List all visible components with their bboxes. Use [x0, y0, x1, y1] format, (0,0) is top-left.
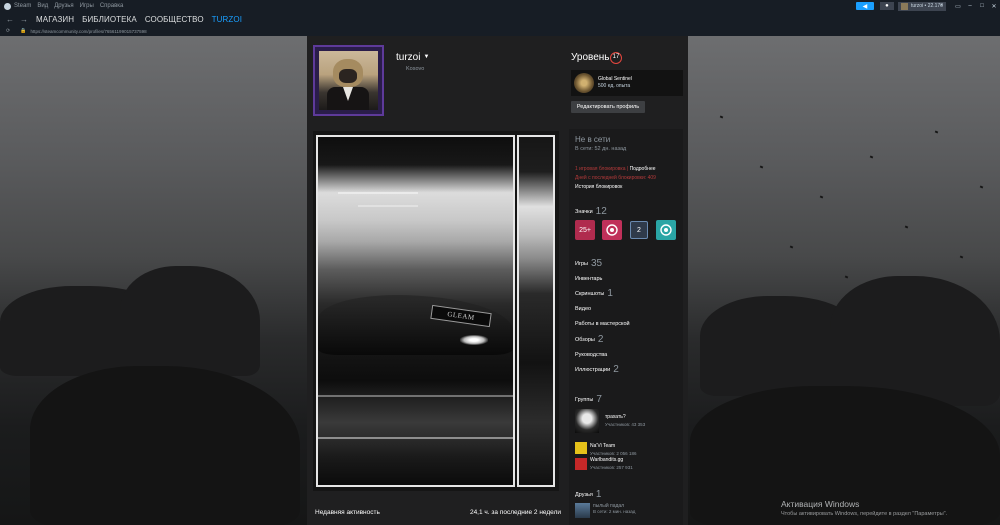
ban-text: 1 игровая блокировка: [575, 166, 626, 172]
badges-label: Значки: [575, 208, 593, 215]
group-members: Участников: 257 931: [590, 465, 633, 470]
group-members: Участников: 43 353: [605, 422, 646, 427]
group-members: Участников: 2 056 186: [590, 451, 637, 456]
games-count: 35: [590, 258, 603, 269]
games-label: Игры: [575, 260, 588, 267]
friends-label: Друзья: [575, 491, 593, 498]
steam-sale-badge-icon[interactable]: [656, 220, 676, 240]
nav-community[interactable]: СООБЩЕСТВО: [145, 15, 204, 24]
artwork-label: Иллюстрации: [575, 366, 611, 373]
workshop-link[interactable]: Работы в мастерской: [575, 321, 630, 327]
wb-group-avatar[interactable]: [575, 458, 587, 470]
menu-friends[interactable]: Друзья: [54, 3, 73, 9]
friends-count: 1: [595, 489, 602, 500]
chevron-down-icon[interactable]: ▼: [423, 54, 429, 60]
guides-link[interactable]: Руководства: [575, 352, 607, 358]
profile-name[interactable]: turzoi ▼: [396, 52, 429, 63]
badges-count: 12: [595, 206, 607, 217]
global-sentinel-badge-icon: [574, 73, 594, 93]
videos-link[interactable]: Видео: [575, 306, 591, 312]
ban-status: 1 игровая блокировка | Подробнее: [575, 166, 656, 172]
maximize-icon[interactable]: □: [976, 3, 988, 9]
account-label: turzoi • 22.17₴: [910, 3, 943, 9]
group-avatar[interactable]: [575, 409, 599, 433]
pug-avatar-image: [319, 51, 378, 110]
groups-link[interactable]: Группы 7: [575, 394, 602, 405]
groups-label: Группы: [575, 396, 594, 403]
nav-store[interactable]: МАГАЗИН: [36, 15, 74, 24]
notifications-button[interactable]: ●: [879, 2, 894, 10]
friends-link[interactable]: Друзья 1: [575, 489, 601, 500]
inventory-link[interactable]: Инвентарь: [575, 276, 602, 282]
years-of-service-badge-icon[interactable]: 25+: [575, 220, 595, 240]
navi-group-avatar[interactable]: [575, 442, 587, 454]
profile-avatar[interactable]: [313, 45, 384, 116]
badge-name: Global Sentinel: [598, 76, 632, 82]
ban-history-link[interactable]: История блокировок: [575, 184, 622, 190]
ban-more-link[interactable]: Подробнее: [630, 166, 656, 172]
screenshots-count: 1: [607, 288, 613, 299]
group-name[interactable]: трахать?: [605, 414, 626, 420]
reviews-count: 2: [597, 334, 604, 345]
big-picture-icon[interactable]: ▭: [952, 3, 964, 10]
megaphone-icon: ◀: [862, 3, 868, 10]
menu-games[interactable]: Игры: [80, 3, 94, 9]
url-text[interactable]: https://steamcommunity.com/profiles/7656…: [30, 29, 146, 34]
profile-name-text: turzoi: [396, 52, 421, 63]
account-menu[interactable]: turzoi • 22.17₴: [897, 1, 946, 11]
artwork-count: 2: [613, 364, 619, 375]
groups-count: 7: [596, 394, 602, 405]
showcase-artwork-main[interactable]: GLEAM: [316, 135, 515, 487]
screenshots-label: Скриншоты: [575, 290, 605, 297]
community-badge-icon[interactable]: 2: [630, 221, 648, 239]
recent-activity-label: Недавняя активность: [315, 509, 380, 516]
steam-client-window: Steam Вид Друзья Игры Справка ◀ ● turzoi…: [0, 0, 1000, 525]
screenshots-link[interactable]: Скриншоты 1: [575, 288, 613, 299]
online-status: Не в сети: [575, 135, 611, 144]
title-bar: Steam Вид Друзья Игры Справка ◀ ● turzoi…: [0, 0, 1000, 12]
menu-help[interactable]: Справка: [100, 3, 124, 9]
lock-icon: 🔒: [20, 28, 27, 34]
steam-logo-icon: [4, 2, 11, 10]
recent-activity-bar: Недавняя активность 24,1 ч. за последние…: [311, 506, 563, 520]
badge-xp: 500 ед. опыта: [598, 83, 631, 89]
favorite-badge[interactable]: Global Sentinel 500 ед. опыта: [571, 70, 683, 96]
steam-award-badge-icon[interactable]: [602, 220, 622, 240]
group-name[interactable]: Warlbandits.gg: [590, 457, 623, 463]
badges-link[interactable]: Значки 12: [575, 206, 607, 217]
reviews-label: Обзоры: [575, 336, 595, 343]
profile-location: Kosovo: [406, 66, 425, 72]
main-nav: ← → МАГАЗИН БИБЛИОТЕКА СООБЩЕСТВО TURZOI: [0, 12, 1000, 26]
recent-activity-hours: 24,1 ч. за последние 2 недели: [469, 509, 561, 516]
steam-menu-label: Steam: [14, 3, 32, 9]
windows-activation-sub: Чтобы активировать Windows, перейдите в …: [781, 511, 948, 517]
back-arrow-icon[interactable]: ←: [6, 15, 14, 24]
games-link[interactable]: Игры 35: [575, 258, 602, 269]
close-icon[interactable]: ✕: [988, 3, 1000, 10]
edit-profile-button[interactable]: Редактировать профиль: [571, 101, 645, 113]
group-name[interactable]: Na'Vi Team: [590, 443, 615, 449]
reload-icon[interactable]: ⟳: [6, 28, 10, 34]
menu-view[interactable]: Вид: [37, 3, 48, 9]
minimize-icon[interactable]: –: [964, 3, 976, 9]
nav-library[interactable]: БИБЛИОТЕКА: [82, 15, 137, 24]
nav-profile[interactable]: TURZOI: [212, 15, 242, 24]
friend-status: В сети: 2 мин. назад: [593, 509, 636, 514]
steam-menu[interactable]: Steam: [4, 2, 32, 10]
user-avatar: [900, 2, 908, 10]
friend-avatar[interactable]: [575, 503, 590, 518]
level-label: Уровень: [571, 52, 610, 63]
artwork-link[interactable]: Иллюстрации 2: [575, 364, 619, 375]
last-online: В сети: 52 дн. назад: [575, 146, 627, 152]
windows-activation-title: Активация Windows: [781, 499, 860, 509]
bell-icon: ●: [885, 3, 889, 9]
titlebar-controls: ◀ ● turzoi • 22.17₴ ▭ – □ ✕: [855, 0, 1000, 12]
forward-arrow-icon[interactable]: →: [20, 15, 28, 24]
level-badge[interactable]: 17: [610, 52, 622, 64]
announcement-button[interactable]: ◀: [855, 2, 874, 10]
url-bar: ⟳ 🔒 https://steamcommunity.com/profiles/…: [0, 26, 1000, 36]
showcase-artwork-side[interactable]: [517, 135, 555, 487]
reviews-link[interactable]: Обзоры 2: [575, 334, 603, 345]
ban-days: Дней с последней блокировки: 409: [575, 175, 656, 181]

Description of the task: Copy every line above character for character, leaving out the picture.

Answer to the exercise:
List all visible components with their bboxes. Use [x0, y0, x1, y1] format, (0,0) is top-left.
ban-text: 1 игровая блокировка: [575, 166, 626, 172]
badges-label: Значки: [575, 208, 593, 215]
group-members: Участников: 257 931: [590, 465, 633, 470]
group-members: Участников: 43 353: [605, 422, 646, 427]
group-members: Участников: 2 056 186: [590, 451, 637, 456]
games-count: 35: [590, 258, 603, 269]
games-label: Игры: [575, 260, 588, 267]
friends-label: Друзья: [575, 491, 593, 498]
steam-sale-badge-icon[interactable]: [656, 220, 676, 240]
nav-community[interactable]: СООБЩЕСТВО: [145, 15, 204, 24]
artwork-label: Иллюстрации: [575, 366, 611, 373]
workshop-link[interactable]: Работы в мастерской: [575, 321, 630, 327]
wb-group-avatar[interactable]: [575, 458, 587, 470]
menu-friends[interactable]: Друзья: [54, 3, 73, 9]
friends-count: 1: [595, 489, 602, 500]
chevron-down-icon[interactable]: ▼: [423, 54, 429, 60]
guides-link[interactable]: Руководства: [575, 352, 607, 358]
profile-name[interactable]: turzoi ▼: [396, 52, 429, 63]
badges-count: 12: [595, 206, 607, 217]
global-sentinel-badge-icon: [574, 73, 594, 93]
videos-link[interactable]: Видео: [575, 306, 591, 312]
ban-status: 1 игровая блокировка | Подробнее: [575, 166, 656, 172]
maximize-icon[interactable]: □: [976, 3, 988, 9]
account-label: turzoi • 22.17₴: [910, 3, 943, 9]
group-avatar[interactable]: [575, 409, 599, 433]
pug-avatar-image: [319, 51, 378, 110]
groups-link[interactable]: Группы 7: [575, 394, 602, 405]
groups-label: Группы: [575, 396, 594, 403]
nav-store[interactable]: МАГАЗИН: [36, 15, 74, 24]
notifications-button[interactable]: ●: [879, 2, 894, 10]
friends-link[interactable]: Друзья 1: [575, 489, 601, 500]
inventory-link[interactable]: Инвентарь: [575, 276, 602, 282]
years-of-service-badge-icon[interactable]: 25+: [575, 220, 595, 240]
navi-group-avatar[interactable]: [575, 442, 587, 454]
profile-avatar[interactable]: [313, 45, 384, 116]
badge-name: Global Sentinel: [598, 76, 632, 82]
ban-history-link[interactable]: История блокировок: [575, 184, 622, 190]
ban-more-link[interactable]: Подробнее: [630, 166, 656, 172]
screenshots-count: 1: [607, 288, 613, 299]
group-name[interactable]: трахать?: [605, 414, 626, 420]
reviews-count: 2: [597, 334, 604, 345]
big-picture-icon[interactable]: ▭: [952, 3, 964, 10]
megaphone-icon: ◀: [862, 3, 868, 10]
menu-games[interactable]: Игры: [80, 3, 94, 9]
url-text[interactable]: https://steamcommunity.com/profiles/7656…: [30, 29, 146, 34]
profile-name-text: turzoi: [396, 52, 421, 63]
account-menu[interactable]: turzoi • 22.17₴: [897, 1, 946, 11]
artwork-count: 2: [613, 364, 619, 375]
groups-count: 7: [596, 394, 602, 405]
showcase-artwork-main[interactable]: GLEAM: [316, 135, 515, 487]
screenshots-label: Скриншоты: [575, 290, 605, 297]
community-badge-icon[interactable]: 2: [630, 221, 648, 239]
recent-activity-label: Недавняя активность: [315, 509, 380, 516]
steam-client-window: Steam Вид Друзья Игры Справка ◀ ● turzoi…: [0, 0, 1000, 525]
screenshots-link[interactable]: Скриншоты 1: [575, 288, 613, 299]
online-status: Не в сети: [575, 135, 611, 144]
title-bar: Steam Вид Друзья Игры Справка ◀ ● turzoi…: [0, 0, 1000, 12]
menu-help[interactable]: Справка: [100, 3, 124, 9]
lock-icon: 🔒: [20, 28, 27, 34]
steam-logo-icon: [4, 2, 11, 10]
recent-activity-bar: Недавняя активность 24,1 ч. за последние…: [311, 506, 563, 520]
badge-xp: 500 ед. опыта: [598, 83, 631, 89]
favorite-badge[interactable]: Global Sentinel 500 ед. опыта: [571, 70, 683, 96]
steam-award-badge-icon[interactable]: [602, 220, 622, 240]
group-name[interactable]: Warlbandits.gg: [590, 457, 623, 463]
badges-link[interactable]: Значки 12: [575, 206, 607, 217]
reviews-label: Обзоры: [575, 336, 595, 343]
profile-location: Kosovo: [406, 66, 425, 72]
main-nav: ← → МАГАЗИН БИБЛИОТЕКА СООБЩЕСТВО TURZOI: [0, 12, 1000, 26]
recent-activity-hours: 24,1 ч. за последние 2 недели: [469, 509, 561, 516]
steam-menu-label: Steam: [14, 3, 32, 9]
windows-activation-sub: Чтобы активировать Windows, перейдите в …: [781, 511, 948, 517]
back-arrow-icon[interactable]: ←: [6, 15, 14, 24]
games-link[interactable]: Игры 35: [575, 258, 602, 269]
close-icon[interactable]: ✕: [988, 3, 1000, 10]
edit-profile-button[interactable]: Редактировать профиль: [571, 101, 645, 113]
group-name[interactable]: Na'Vi Team: [590, 443, 615, 449]
reload-icon[interactable]: ⟳: [6, 28, 10, 34]
menu-view[interactable]: Вид: [37, 3, 48, 9]
minimize-icon[interactable]: –: [964, 3, 976, 9]
nav-library[interactable]: БИБЛИОТЕКА: [82, 15, 137, 24]
nav-profile[interactable]: TURZOI: [212, 15, 242, 24]
friend-status: В сети: 2 мин. назад: [593, 509, 636, 514]
steam-menu[interactable]: Steam: [4, 2, 32, 10]
user-avatar: [900, 2, 908, 10]
friend-avatar[interactable]: [575, 503, 590, 518]
level-label: Уровень: [571, 52, 610, 63]
artwork-link[interactable]: Иллюстрации 2: [575, 364, 619, 375]
last-online: В сети: 52 дн. назад: [575, 146, 627, 152]
windows-activation-title: Активация Windows: [781, 499, 860, 509]
bell-icon: ●: [885, 3, 889, 9]
titlebar-controls: ◀ ● turzoi • 22.17₴ ▭ – □ ✕: [855, 0, 1000, 12]
forward-arrow-icon[interactable]: →: [20, 15, 28, 24]
level-badge[interactable]: 17: [610, 52, 622, 64]
announcement-button[interactable]: ◀: [855, 2, 874, 10]
url-bar: ⟳ 🔒 https://steamcommunity.com/profiles/…: [0, 26, 1000, 36]
showcase-artwork-side[interactable]: [517, 135, 555, 487]
reviews-link[interactable]: Обзоры 2: [575, 334, 603, 345]
ban-days: Дней с последней блокировки: 409: [575, 175, 656, 181]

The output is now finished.